**Problem description**: Using the listing below, select the lines with the word "segunda" and copy them.

**Material for this task**:
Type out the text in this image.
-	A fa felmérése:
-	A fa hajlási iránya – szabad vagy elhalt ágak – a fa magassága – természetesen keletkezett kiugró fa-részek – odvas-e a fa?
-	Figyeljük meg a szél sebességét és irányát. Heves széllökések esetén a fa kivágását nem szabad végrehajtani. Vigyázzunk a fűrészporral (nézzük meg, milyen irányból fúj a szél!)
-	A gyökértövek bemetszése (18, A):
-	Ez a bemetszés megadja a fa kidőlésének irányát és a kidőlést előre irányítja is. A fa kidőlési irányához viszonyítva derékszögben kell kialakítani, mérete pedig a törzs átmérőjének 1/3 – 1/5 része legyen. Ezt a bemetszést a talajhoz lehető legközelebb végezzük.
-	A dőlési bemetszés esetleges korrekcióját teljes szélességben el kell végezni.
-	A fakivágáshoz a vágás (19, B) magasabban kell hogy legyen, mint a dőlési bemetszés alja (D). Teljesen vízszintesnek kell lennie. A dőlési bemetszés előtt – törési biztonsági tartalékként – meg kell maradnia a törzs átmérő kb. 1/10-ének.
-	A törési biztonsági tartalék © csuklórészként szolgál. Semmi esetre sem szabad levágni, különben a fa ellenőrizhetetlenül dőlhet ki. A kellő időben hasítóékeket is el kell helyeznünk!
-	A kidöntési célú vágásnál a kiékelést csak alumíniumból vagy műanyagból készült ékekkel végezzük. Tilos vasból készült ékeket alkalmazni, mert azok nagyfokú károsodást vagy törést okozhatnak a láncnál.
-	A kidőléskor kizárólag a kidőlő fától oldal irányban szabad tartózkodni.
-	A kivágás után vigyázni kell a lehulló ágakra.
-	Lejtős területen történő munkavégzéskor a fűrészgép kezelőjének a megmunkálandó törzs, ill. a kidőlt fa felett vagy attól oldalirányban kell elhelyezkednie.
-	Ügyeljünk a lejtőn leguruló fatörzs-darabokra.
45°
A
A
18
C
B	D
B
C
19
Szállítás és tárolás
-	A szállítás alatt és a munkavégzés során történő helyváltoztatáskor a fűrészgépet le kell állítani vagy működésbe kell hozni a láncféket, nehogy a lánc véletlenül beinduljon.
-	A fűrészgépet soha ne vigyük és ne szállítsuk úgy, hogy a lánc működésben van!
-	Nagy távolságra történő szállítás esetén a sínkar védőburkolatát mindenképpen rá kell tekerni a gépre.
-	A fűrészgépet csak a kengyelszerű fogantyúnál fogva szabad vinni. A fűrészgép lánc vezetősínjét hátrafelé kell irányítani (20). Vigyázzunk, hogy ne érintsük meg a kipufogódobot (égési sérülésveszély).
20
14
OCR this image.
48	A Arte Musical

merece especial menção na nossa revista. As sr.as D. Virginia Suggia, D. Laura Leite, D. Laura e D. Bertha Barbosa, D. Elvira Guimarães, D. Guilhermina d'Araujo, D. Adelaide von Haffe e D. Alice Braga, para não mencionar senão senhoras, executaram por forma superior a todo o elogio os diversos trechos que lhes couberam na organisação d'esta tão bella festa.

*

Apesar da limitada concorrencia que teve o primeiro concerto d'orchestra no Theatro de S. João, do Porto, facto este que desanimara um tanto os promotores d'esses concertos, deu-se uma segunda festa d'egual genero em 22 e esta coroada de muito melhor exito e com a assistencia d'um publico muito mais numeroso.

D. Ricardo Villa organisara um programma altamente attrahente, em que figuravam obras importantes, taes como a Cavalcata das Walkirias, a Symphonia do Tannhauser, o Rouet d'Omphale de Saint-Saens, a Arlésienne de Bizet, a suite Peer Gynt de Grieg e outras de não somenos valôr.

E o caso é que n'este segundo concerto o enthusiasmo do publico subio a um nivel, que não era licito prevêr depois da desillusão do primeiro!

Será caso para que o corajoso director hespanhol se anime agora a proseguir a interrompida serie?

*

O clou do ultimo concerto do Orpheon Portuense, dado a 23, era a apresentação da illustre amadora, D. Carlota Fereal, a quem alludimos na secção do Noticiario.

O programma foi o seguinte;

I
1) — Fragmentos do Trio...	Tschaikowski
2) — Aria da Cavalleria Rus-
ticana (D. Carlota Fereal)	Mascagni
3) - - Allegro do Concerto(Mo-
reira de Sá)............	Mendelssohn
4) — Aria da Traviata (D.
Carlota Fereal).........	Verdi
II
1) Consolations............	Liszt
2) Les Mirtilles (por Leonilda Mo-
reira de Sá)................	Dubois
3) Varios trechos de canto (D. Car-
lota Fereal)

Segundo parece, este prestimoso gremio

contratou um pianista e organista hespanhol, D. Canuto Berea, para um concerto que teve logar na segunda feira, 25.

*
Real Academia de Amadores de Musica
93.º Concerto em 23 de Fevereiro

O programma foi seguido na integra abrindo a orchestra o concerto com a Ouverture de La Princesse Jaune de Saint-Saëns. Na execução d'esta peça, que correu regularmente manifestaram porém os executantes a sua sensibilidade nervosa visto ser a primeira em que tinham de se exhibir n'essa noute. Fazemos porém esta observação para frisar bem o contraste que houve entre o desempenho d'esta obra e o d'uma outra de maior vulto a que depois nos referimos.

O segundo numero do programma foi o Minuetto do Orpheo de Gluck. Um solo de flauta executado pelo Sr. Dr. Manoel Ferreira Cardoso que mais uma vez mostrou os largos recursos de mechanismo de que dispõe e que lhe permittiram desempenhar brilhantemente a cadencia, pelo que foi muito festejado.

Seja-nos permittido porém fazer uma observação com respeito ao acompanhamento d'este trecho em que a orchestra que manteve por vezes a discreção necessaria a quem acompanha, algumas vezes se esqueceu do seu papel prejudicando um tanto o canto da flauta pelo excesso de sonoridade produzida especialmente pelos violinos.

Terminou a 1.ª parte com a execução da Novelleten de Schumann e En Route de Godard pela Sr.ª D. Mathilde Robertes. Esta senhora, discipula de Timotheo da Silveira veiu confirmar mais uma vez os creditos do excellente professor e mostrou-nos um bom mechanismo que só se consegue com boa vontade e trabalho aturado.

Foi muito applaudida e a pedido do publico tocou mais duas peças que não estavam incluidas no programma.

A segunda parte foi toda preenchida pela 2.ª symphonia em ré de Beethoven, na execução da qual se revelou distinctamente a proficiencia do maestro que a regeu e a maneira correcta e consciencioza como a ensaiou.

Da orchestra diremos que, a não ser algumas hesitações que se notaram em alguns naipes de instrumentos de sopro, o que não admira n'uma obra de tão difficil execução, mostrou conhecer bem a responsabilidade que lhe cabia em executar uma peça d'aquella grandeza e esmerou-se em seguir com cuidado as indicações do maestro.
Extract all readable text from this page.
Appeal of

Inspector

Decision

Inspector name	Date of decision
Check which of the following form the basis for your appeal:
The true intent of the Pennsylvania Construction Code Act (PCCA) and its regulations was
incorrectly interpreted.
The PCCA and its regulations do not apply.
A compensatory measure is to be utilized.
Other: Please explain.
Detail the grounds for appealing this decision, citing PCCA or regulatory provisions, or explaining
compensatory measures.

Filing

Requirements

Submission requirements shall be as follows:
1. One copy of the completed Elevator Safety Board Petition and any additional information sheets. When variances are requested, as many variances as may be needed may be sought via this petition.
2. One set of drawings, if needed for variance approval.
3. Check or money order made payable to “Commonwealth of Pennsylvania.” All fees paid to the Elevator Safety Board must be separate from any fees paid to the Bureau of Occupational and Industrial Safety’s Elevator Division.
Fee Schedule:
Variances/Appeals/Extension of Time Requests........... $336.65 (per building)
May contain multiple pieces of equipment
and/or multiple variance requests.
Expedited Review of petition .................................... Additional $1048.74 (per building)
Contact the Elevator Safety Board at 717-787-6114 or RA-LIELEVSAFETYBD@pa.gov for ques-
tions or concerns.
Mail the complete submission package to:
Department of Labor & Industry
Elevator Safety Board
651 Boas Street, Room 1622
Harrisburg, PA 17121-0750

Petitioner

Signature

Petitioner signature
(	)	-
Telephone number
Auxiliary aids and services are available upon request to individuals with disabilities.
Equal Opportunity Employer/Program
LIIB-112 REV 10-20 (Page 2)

**Result of this exercise**:
Apesar da limitada concorrencia que teve o primeiro concerto d'orchestra no Theatro de S. João, do Porto, facto este que desanimara um tanto os promotores d'esses concertos, deu-se uma segunda festa d'egual genero em 22 e esta coroada de muito melhor exito e com a assistencia d'um publico muito mais numeroso.
contratou um pianista e organista hespanhol, D. Canuto Berea, para um concerto que teve logar na segunda feira, 25.
A segunda parte foi toda preenchida pela 2.ª symphonia em ré de Beethoven, na execução da qual se revelou distinctamente a proficiencia do maestro que a regeu e a maneira correcta e consciencioza como a ensaiou.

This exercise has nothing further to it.